** start of Given records **

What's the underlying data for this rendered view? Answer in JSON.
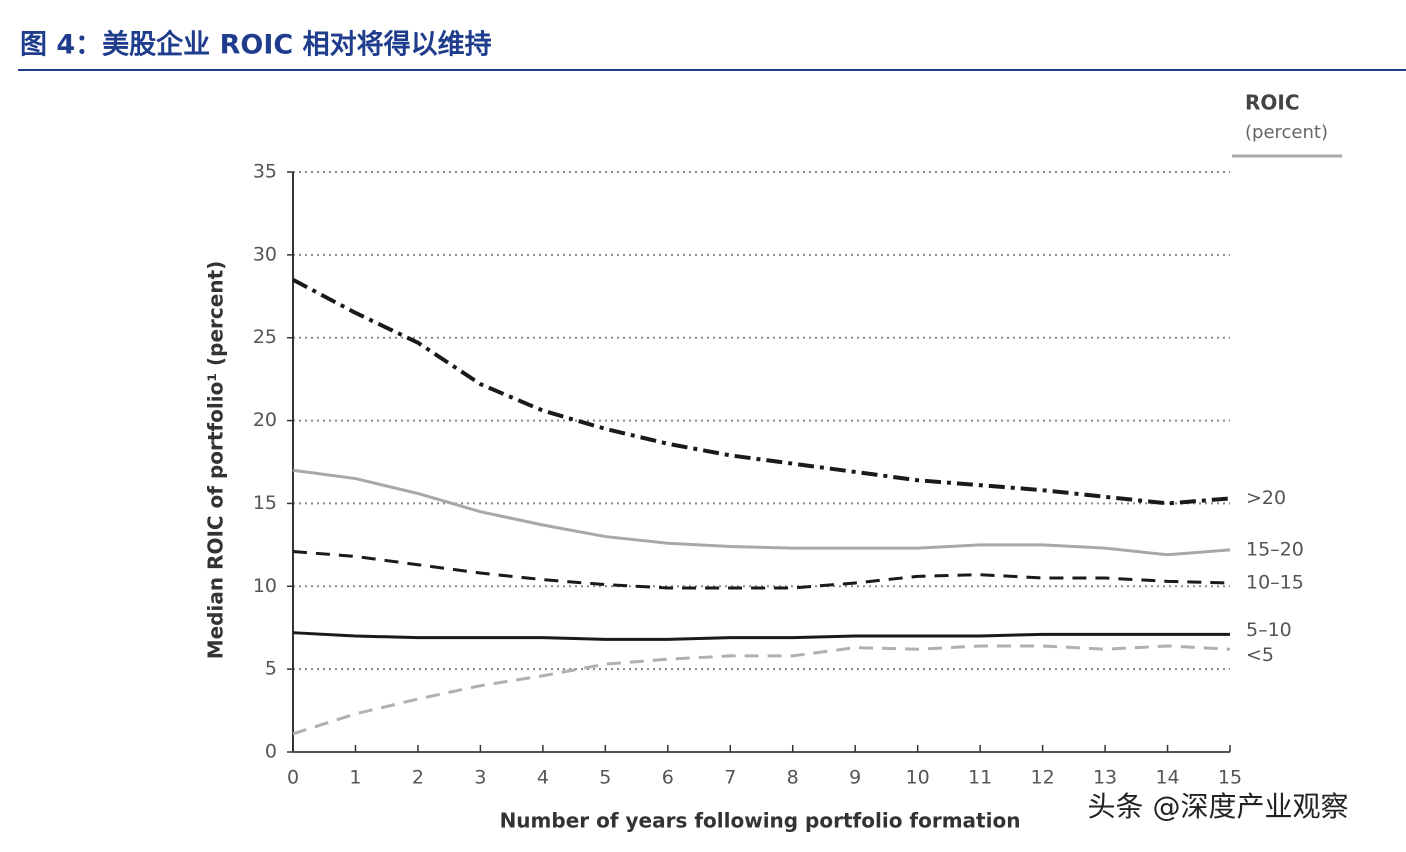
{
  "header": {
    "title": "图 4：美股企业 ROIC 相对将得以维持"
  },
  "chart_data": {
    "type": "line",
    "ylabel": "Median ROIC of portfolio¹ (percent)",
    "xlabel": "Number of years following portfolio formation",
    "legend_title": "ROIC",
    "legend_subtitle": "(percent)",
    "x": [
      0,
      1,
      2,
      3,
      4,
      5,
      6,
      7,
      8,
      9,
      10,
      11,
      12,
      13,
      14,
      15
    ],
    "xlim": [
      0,
      15
    ],
    "xticks": [
      0,
      1,
      2,
      3,
      4,
      5,
      6,
      7,
      8,
      9,
      10,
      11,
      12,
      13,
      14,
      15
    ],
    "ylim": [
      0,
      35
    ],
    "yticks": [
      0,
      5,
      10,
      15,
      20,
      25,
      30,
      35
    ],
    "grid": true,
    "series": [
      {
        "name": ">20",
        "color": "#1a1a1a",
        "dash": "dash-dot",
        "values": [
          28.5,
          26.5,
          24.7,
          22.2,
          20.6,
          19.5,
          18.6,
          17.9,
          17.4,
          16.9,
          16.4,
          16.1,
          15.8,
          15.4,
          15.0,
          15.3
        ]
      },
      {
        "name": "15–20",
        "color": "#a8a8a8",
        "dash": "solid",
        "values": [
          17.0,
          16.5,
          15.6,
          14.5,
          13.7,
          13.0,
          12.6,
          12.4,
          12.3,
          12.3,
          12.3,
          12.5,
          12.5,
          12.3,
          11.9,
          12.2
        ]
      },
      {
        "name": "10–15",
        "color": "#1a1a1a",
        "dash": "dashed",
        "values": [
          12.1,
          11.8,
          11.3,
          10.8,
          10.4,
          10.1,
          9.9,
          9.9,
          9.9,
          10.2,
          10.6,
          10.7,
          10.5,
          10.5,
          10.3,
          10.2
        ]
      },
      {
        "name": "5–10",
        "color": "#1a1a1a",
        "dash": "solid",
        "values": [
          7.2,
          7.0,
          6.9,
          6.9,
          6.9,
          6.8,
          6.8,
          6.9,
          6.9,
          7.0,
          7.0,
          7.0,
          7.1,
          7.1,
          7.1,
          7.1
        ]
      },
      {
        "name": "<5",
        "color": "#b0b0b0",
        "dash": "dashed",
        "values": [
          1.1,
          2.3,
          3.2,
          4.0,
          4.6,
          5.3,
          5.6,
          5.8,
          5.8,
          6.3,
          6.2,
          6.4,
          6.4,
          6.2,
          6.4,
          6.2
        ]
      }
    ]
  },
  "watermark": "头条 @深度产业观察"
}
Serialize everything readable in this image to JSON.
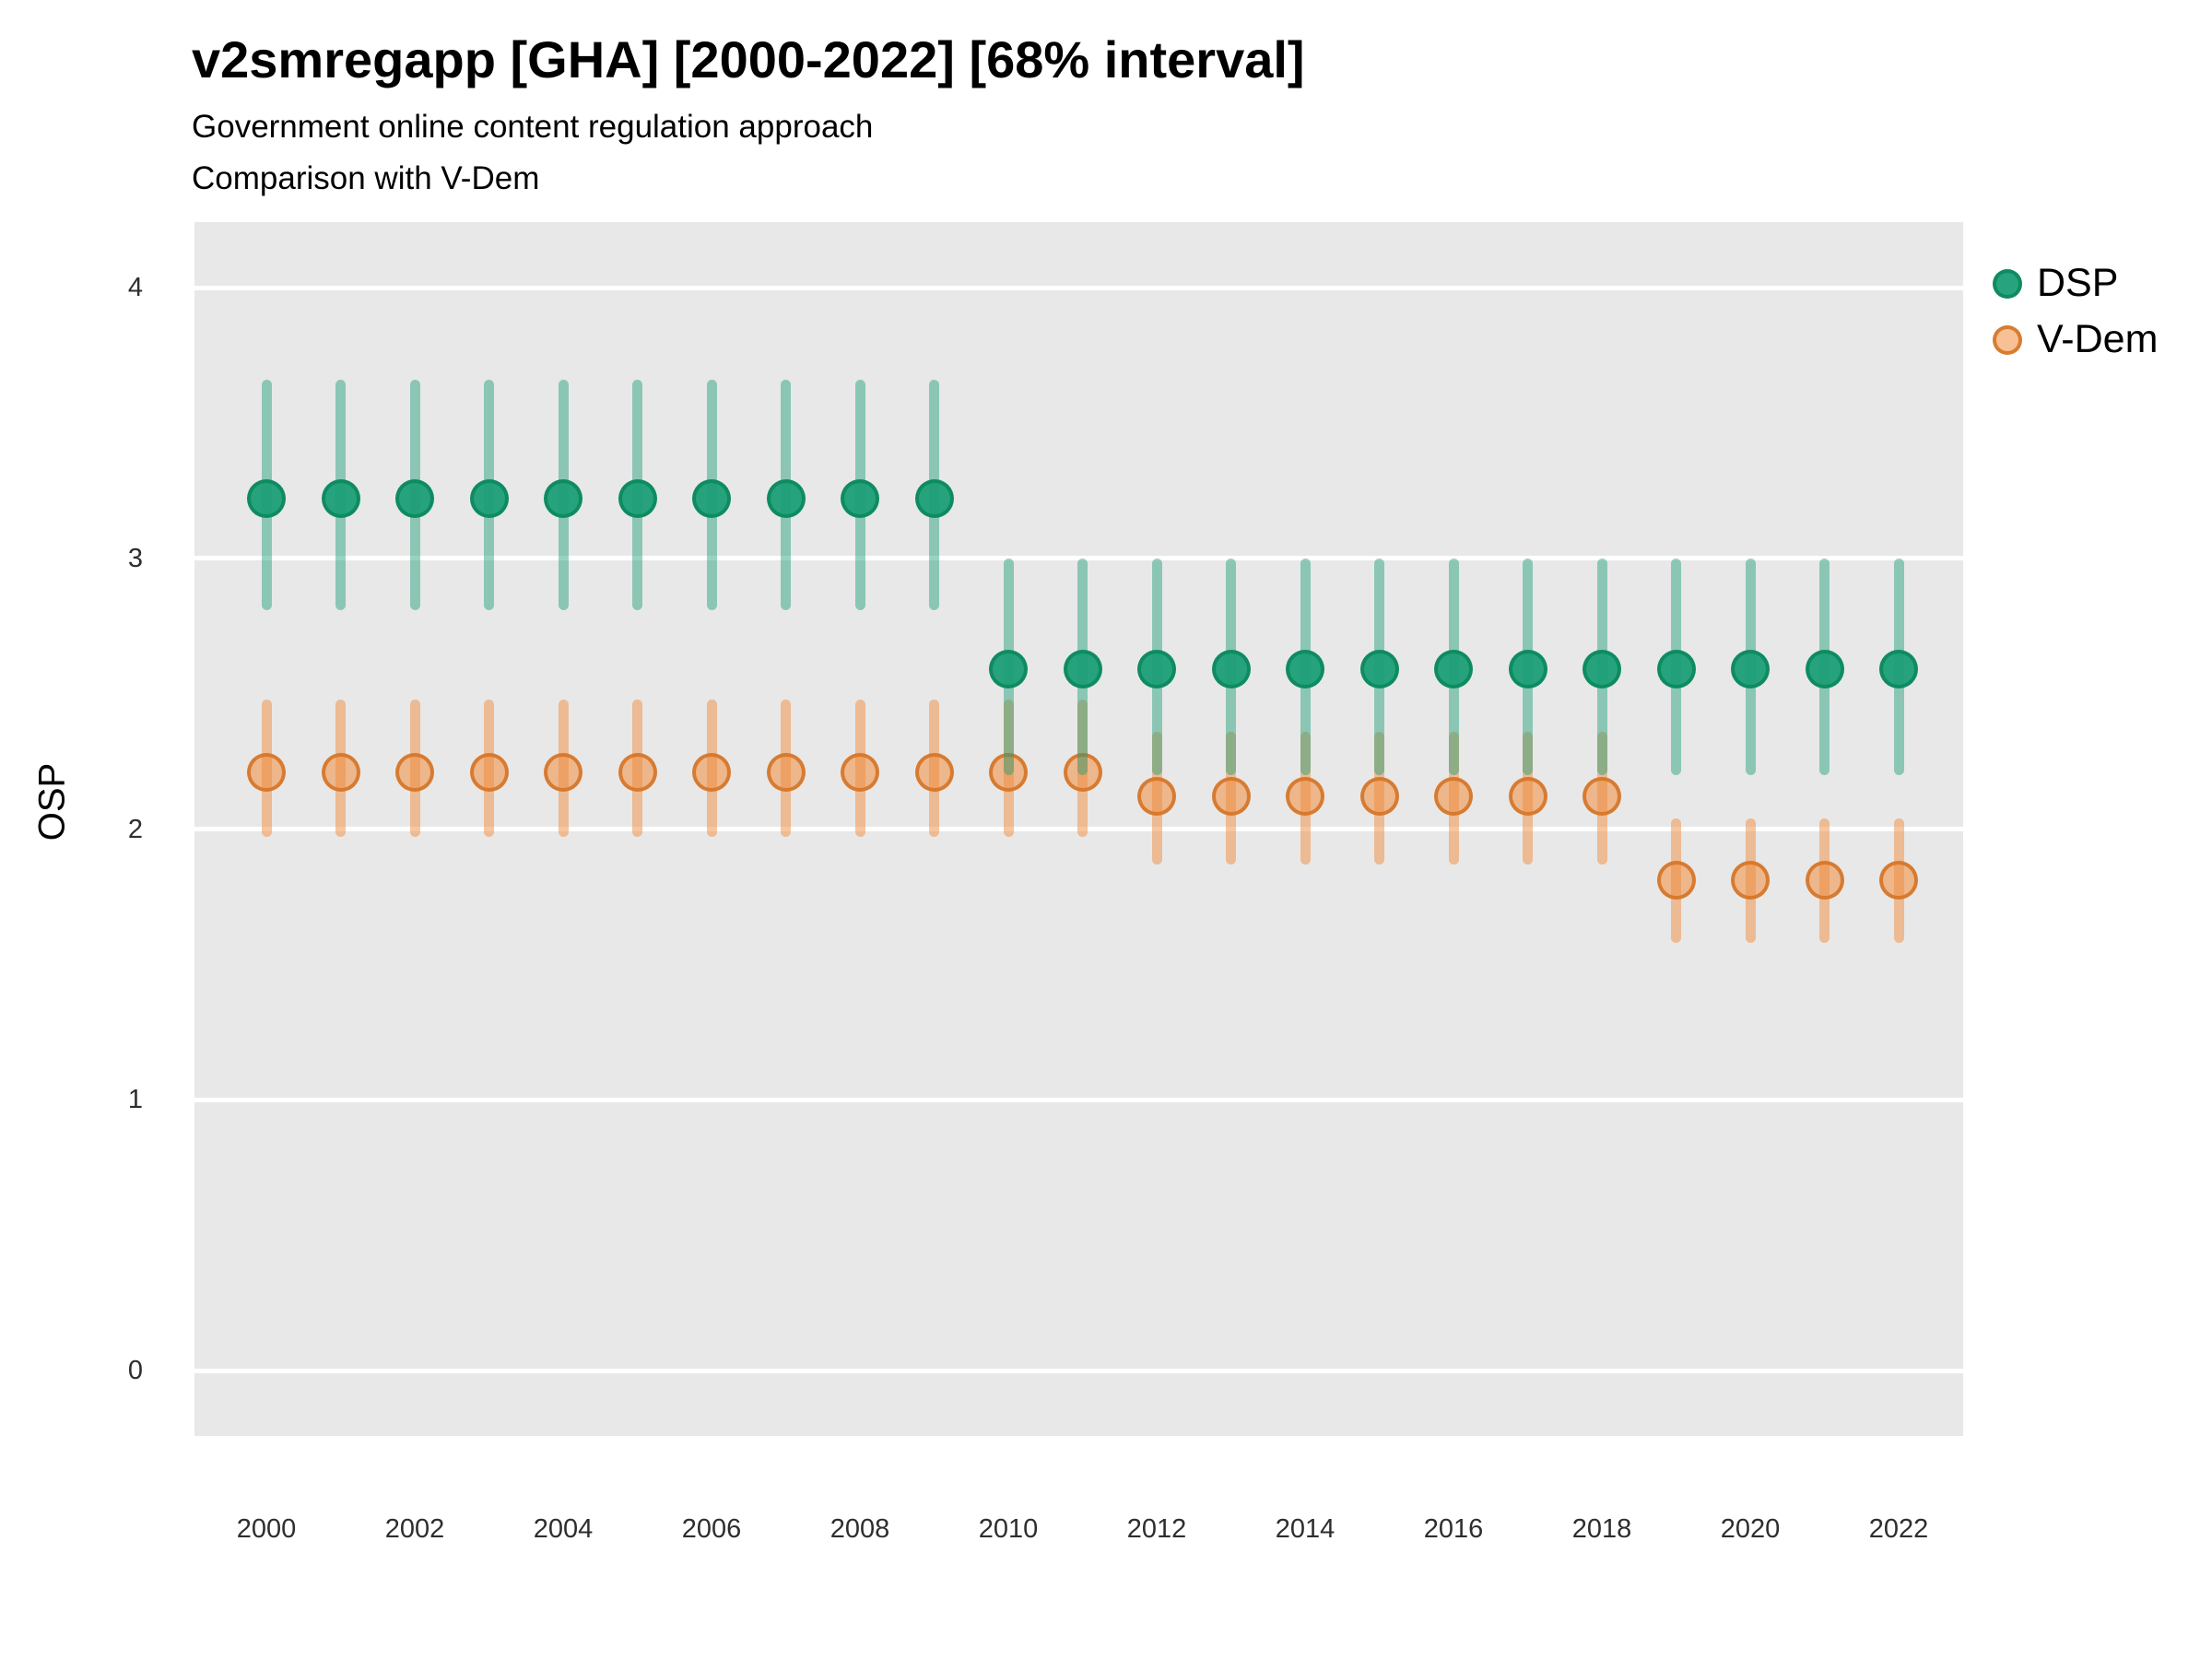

** end of Given records **

### To do
Please write out all of the material above without changing a word, and omit any pictures.

### Exercise solution
What's the underlying data for this rendered view? Answer in JSON.
{
  "header": {
    "title": "图 4：美股企业 ROIC 相对将得以维持"
  },
  "chart_data": {
    "type": "line",
    "ylabel": "Median ROIC of portfolio¹ (percent)",
    "xlabel": "Number of years following portfolio formation",
    "legend_title": "ROIC",
    "legend_subtitle": "(percent)",
    "x": [
      0,
      1,
      2,
      3,
      4,
      5,
      6,
      7,
      8,
      9,
      10,
      11,
      12,
      13,
      14,
      15
    ],
    "xlim": [
      0,
      15
    ],
    "xticks": [
      0,
      1,
      2,
      3,
      4,
      5,
      6,
      7,
      8,
      9,
      10,
      11,
      12,
      13,
      14,
      15
    ],
    "ylim": [
      0,
      35
    ],
    "yticks": [
      0,
      5,
      10,
      15,
      20,
      25,
      30,
      35
    ],
    "grid": true,
    "series": [
      {
        "name": ">20",
        "color": "#1a1a1a",
        "dash": "dash-dot",
        "values": [
          28.5,
          26.5,
          24.7,
          22.2,
          20.6,
          19.5,
          18.6,
          17.9,
          17.4,
          16.9,
          16.4,
          16.1,
          15.8,
          15.4,
          15.0,
          15.3
        ]
      },
      {
        "name": "15–20",
        "color": "#a8a8a8",
        "dash": "solid",
        "values": [
          17.0,
          16.5,
          15.6,
          14.5,
          13.7,
          13.0,
          12.6,
          12.4,
          12.3,
          12.3,
          12.3,
          12.5,
          12.5,
          12.3,
          11.9,
          12.2
        ]
      },
      {
        "name": "10–15",
        "color": "#1a1a1a",
        "dash": "dashed",
        "values": [
          12.1,
          11.8,
          11.3,
          10.8,
          10.4,
          10.1,
          9.9,
          9.9,
          9.9,
          10.2,
          10.6,
          10.7,
          10.5,
          10.5,
          10.3,
          10.2
        ]
      },
      {
        "name": "5–10",
        "color": "#1a1a1a",
        "dash": "solid",
        "values": [
          7.2,
          7.0,
          6.9,
          6.9,
          6.9,
          6.8,
          6.8,
          6.9,
          6.9,
          7.0,
          7.0,
          7.0,
          7.1,
          7.1,
          7.1,
          7.1
        ]
      },
      {
        "name": "<5",
        "color": "#b0b0b0",
        "dash": "dashed",
        "values": [
          1.1,
          2.3,
          3.2,
          4.0,
          4.6,
          5.3,
          5.6,
          5.8,
          5.8,
          6.3,
          6.2,
          6.4,
          6.4,
          6.2,
          6.4,
          6.2
        ]
      }
    ]
  },
  "watermark": "头条 @深度产业观察"
}
Serialize everything readable in this image to JSON.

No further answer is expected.